— To be done —
Extract each line of the records below that contains the word "forming".
--- start ---
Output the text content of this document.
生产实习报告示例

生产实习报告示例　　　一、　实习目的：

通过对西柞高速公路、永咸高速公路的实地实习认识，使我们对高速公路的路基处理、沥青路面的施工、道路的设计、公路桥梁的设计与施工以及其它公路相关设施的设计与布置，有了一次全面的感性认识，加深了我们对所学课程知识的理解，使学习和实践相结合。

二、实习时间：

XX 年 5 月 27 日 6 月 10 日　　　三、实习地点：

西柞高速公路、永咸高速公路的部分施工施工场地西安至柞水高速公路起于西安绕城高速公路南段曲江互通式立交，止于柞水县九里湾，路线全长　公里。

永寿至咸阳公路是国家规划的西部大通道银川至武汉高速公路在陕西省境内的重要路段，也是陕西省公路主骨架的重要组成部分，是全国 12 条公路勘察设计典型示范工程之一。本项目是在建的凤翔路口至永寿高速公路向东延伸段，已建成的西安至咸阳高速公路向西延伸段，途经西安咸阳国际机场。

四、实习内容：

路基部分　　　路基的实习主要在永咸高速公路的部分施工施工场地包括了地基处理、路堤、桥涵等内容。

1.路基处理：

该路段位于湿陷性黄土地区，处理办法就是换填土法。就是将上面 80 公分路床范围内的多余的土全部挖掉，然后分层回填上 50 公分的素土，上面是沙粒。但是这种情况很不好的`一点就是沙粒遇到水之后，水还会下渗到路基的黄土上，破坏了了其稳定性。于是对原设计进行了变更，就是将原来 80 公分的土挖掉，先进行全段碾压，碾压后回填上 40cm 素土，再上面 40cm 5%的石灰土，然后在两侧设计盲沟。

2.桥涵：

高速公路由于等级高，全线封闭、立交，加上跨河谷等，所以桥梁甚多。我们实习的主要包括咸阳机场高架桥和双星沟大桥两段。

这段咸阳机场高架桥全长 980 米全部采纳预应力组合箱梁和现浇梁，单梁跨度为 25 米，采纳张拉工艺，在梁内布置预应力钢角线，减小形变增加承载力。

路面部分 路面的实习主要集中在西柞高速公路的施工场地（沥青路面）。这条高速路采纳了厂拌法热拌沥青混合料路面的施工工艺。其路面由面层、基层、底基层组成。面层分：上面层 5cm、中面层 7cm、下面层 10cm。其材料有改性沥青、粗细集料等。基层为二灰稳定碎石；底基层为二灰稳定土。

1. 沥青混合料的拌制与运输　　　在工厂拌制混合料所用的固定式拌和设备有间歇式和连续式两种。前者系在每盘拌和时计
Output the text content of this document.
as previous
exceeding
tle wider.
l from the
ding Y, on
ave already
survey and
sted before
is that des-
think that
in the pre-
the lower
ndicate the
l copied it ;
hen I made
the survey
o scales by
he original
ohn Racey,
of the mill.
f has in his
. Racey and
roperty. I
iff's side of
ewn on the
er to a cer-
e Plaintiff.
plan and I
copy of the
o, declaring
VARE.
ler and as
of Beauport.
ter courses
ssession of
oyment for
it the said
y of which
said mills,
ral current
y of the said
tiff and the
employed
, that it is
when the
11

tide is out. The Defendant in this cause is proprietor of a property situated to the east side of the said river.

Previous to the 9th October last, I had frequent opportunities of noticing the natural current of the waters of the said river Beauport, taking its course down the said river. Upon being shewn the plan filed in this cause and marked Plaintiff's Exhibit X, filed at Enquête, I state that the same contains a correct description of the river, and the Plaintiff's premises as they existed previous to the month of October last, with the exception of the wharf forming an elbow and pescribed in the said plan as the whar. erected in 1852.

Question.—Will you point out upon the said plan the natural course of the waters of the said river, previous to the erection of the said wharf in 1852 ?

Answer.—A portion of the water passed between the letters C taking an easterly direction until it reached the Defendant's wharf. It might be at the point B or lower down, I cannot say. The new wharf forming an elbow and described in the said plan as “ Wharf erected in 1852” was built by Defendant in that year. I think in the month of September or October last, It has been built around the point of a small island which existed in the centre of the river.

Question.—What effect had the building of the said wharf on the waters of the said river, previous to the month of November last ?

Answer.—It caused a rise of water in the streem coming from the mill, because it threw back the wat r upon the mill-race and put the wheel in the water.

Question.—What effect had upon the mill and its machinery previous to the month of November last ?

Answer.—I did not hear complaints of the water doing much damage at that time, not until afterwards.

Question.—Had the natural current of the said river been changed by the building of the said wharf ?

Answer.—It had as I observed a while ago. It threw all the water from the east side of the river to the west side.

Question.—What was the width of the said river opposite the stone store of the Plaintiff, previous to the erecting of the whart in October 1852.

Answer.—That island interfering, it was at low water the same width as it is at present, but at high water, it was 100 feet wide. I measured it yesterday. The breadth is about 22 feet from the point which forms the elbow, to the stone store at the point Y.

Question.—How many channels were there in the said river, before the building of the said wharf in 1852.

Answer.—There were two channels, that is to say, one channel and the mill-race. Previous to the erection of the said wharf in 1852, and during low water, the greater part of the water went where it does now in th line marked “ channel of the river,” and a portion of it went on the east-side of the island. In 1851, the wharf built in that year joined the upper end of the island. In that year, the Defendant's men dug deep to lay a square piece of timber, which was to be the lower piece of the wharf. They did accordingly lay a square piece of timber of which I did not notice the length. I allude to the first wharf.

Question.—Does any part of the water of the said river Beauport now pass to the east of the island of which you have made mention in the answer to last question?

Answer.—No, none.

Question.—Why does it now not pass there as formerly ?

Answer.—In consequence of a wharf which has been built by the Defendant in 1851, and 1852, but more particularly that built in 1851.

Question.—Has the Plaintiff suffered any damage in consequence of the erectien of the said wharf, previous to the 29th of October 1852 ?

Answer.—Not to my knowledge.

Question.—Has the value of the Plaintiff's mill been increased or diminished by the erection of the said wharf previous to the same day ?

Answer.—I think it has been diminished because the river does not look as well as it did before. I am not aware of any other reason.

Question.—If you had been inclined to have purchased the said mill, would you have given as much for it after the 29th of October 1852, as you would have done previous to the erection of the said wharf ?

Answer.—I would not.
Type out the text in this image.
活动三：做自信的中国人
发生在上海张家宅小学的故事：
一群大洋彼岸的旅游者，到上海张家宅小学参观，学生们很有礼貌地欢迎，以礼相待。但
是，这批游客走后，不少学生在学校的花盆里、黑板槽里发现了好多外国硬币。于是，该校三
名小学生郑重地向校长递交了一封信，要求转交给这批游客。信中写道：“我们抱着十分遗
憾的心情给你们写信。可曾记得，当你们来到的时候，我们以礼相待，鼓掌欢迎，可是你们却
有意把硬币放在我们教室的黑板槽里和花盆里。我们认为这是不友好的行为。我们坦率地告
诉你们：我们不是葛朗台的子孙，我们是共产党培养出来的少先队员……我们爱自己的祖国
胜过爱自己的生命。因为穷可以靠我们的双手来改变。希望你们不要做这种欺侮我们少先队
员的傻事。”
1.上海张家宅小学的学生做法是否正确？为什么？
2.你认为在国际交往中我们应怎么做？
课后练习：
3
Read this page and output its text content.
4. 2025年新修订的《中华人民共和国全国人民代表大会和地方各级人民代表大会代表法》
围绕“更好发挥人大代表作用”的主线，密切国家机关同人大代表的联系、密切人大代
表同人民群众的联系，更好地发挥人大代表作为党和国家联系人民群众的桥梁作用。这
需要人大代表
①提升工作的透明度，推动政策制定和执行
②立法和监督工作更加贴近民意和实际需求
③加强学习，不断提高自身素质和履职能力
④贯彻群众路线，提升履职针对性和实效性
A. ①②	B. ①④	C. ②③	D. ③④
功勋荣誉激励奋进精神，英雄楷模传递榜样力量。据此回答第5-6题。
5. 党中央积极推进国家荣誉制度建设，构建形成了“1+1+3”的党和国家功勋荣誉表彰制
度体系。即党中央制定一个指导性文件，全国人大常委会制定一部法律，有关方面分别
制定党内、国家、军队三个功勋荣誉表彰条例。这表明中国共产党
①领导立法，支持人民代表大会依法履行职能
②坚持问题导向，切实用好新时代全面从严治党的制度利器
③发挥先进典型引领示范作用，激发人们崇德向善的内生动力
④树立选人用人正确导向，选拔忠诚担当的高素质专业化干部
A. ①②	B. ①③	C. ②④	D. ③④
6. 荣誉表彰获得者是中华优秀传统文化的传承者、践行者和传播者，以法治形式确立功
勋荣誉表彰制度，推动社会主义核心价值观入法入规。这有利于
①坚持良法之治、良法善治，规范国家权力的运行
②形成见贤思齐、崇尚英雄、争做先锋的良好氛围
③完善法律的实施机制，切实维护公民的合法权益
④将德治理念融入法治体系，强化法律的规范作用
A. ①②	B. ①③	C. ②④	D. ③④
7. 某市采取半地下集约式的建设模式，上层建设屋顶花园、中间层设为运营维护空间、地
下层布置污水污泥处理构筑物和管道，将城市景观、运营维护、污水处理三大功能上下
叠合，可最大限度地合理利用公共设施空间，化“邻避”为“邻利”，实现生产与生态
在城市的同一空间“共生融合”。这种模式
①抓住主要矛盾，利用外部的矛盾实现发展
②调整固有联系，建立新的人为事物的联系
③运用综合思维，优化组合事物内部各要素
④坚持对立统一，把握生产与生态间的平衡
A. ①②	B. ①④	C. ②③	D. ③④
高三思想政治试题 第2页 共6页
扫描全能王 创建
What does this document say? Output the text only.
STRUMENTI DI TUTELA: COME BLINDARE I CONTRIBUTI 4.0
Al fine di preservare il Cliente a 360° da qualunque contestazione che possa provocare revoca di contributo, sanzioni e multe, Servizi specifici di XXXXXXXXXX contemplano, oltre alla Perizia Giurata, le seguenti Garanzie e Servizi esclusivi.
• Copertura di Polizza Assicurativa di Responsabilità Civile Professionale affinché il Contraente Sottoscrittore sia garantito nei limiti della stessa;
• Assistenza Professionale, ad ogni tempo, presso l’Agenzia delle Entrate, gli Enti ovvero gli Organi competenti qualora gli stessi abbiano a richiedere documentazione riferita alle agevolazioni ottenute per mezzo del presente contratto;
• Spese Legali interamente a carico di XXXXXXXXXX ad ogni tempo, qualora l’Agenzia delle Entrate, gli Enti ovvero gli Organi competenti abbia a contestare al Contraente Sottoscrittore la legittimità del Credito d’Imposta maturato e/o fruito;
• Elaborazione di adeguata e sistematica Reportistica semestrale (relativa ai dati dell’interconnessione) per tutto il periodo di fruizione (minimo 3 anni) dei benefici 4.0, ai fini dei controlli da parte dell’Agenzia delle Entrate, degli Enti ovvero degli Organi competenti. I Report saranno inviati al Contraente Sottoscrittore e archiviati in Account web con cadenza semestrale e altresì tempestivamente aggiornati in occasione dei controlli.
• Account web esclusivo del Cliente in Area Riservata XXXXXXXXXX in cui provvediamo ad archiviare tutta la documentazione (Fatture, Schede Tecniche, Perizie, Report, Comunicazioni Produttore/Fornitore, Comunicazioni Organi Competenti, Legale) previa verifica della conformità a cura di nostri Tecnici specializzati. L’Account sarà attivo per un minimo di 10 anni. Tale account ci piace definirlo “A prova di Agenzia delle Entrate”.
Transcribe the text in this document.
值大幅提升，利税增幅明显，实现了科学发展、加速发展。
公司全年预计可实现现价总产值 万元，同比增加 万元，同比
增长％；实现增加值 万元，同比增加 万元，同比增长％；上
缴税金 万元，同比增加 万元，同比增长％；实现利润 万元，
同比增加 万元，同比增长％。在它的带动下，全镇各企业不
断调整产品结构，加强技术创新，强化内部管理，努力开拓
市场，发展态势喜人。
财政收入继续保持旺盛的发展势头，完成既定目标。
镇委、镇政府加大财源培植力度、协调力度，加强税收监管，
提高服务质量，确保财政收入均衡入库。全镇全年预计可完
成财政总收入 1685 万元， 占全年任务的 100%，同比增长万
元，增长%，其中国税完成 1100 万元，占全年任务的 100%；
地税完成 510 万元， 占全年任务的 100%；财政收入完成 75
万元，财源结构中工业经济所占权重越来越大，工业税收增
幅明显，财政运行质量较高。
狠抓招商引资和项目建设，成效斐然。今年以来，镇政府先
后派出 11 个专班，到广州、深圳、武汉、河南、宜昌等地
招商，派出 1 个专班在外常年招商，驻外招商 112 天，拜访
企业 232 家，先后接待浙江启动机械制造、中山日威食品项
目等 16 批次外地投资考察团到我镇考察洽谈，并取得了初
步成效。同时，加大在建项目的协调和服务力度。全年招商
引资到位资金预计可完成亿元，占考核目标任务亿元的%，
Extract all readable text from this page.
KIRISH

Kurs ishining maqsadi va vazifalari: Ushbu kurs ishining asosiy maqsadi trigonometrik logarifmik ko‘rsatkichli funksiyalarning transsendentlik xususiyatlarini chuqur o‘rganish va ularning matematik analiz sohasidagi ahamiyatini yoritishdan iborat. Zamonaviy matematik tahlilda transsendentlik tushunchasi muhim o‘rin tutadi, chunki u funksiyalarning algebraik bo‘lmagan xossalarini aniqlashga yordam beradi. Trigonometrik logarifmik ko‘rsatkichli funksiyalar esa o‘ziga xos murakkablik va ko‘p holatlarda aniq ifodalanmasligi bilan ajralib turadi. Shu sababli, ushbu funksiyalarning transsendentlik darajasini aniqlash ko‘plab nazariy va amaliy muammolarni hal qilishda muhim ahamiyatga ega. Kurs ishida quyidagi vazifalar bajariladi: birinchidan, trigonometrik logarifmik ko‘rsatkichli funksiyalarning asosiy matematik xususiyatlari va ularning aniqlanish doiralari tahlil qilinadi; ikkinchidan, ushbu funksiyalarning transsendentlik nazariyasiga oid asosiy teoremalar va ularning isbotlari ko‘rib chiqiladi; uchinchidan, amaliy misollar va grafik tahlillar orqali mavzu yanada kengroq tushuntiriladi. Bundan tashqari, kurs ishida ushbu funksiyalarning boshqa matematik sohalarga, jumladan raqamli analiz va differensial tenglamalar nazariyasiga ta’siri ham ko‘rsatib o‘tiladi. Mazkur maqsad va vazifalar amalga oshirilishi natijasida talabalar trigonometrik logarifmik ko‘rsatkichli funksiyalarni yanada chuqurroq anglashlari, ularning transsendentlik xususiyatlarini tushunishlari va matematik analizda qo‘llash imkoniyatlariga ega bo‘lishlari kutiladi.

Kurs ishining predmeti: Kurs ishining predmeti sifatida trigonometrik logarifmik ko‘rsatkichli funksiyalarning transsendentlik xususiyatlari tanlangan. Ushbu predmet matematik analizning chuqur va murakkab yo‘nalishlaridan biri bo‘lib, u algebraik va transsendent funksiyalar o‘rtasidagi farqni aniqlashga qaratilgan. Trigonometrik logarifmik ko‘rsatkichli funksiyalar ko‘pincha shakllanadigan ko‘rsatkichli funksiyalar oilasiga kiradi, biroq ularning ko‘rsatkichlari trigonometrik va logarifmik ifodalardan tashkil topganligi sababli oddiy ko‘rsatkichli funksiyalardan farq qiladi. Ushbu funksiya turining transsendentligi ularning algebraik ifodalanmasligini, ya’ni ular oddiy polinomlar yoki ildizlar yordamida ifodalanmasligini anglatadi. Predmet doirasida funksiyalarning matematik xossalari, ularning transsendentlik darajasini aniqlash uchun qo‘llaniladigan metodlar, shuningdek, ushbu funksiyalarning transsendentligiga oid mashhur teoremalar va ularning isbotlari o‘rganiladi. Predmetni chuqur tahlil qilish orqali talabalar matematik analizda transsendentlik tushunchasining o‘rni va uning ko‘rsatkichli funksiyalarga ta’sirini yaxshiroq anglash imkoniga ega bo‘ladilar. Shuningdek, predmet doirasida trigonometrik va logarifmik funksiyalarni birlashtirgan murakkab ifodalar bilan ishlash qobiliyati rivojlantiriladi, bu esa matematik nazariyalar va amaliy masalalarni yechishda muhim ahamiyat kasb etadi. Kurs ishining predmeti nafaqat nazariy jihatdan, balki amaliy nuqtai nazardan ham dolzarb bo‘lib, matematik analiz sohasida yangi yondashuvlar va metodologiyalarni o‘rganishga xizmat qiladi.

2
--- end ---
— Response to the exercise —
Previous to the 9th October last, I had frequent opportunities of noticing the natural current of the waters of the said river Beauport, taking its course down the said river. Upon being shewn the plan filed in this cause and marked Plaintiff's Exhibit X, filed at Enquête, I state that the same contains a correct description of the river, and the Plaintiff's premises as they existed previous to the month of October last, with the exception of the wharf forming an elbow and pescribed in the said plan as the whar. erected in 1852.
Answer.—A portion of the water passed between the letters C taking an easterly direction until it reached the Defendant's wharf. It might be at the point B or lower down, I cannot say. The new wharf forming an elbow and described in the said plan as “ Wharf erected in 1852” was built by Defendant in that year. I think in the month of September or October last, It has been built around the point of a small island which existed in the centre of the river.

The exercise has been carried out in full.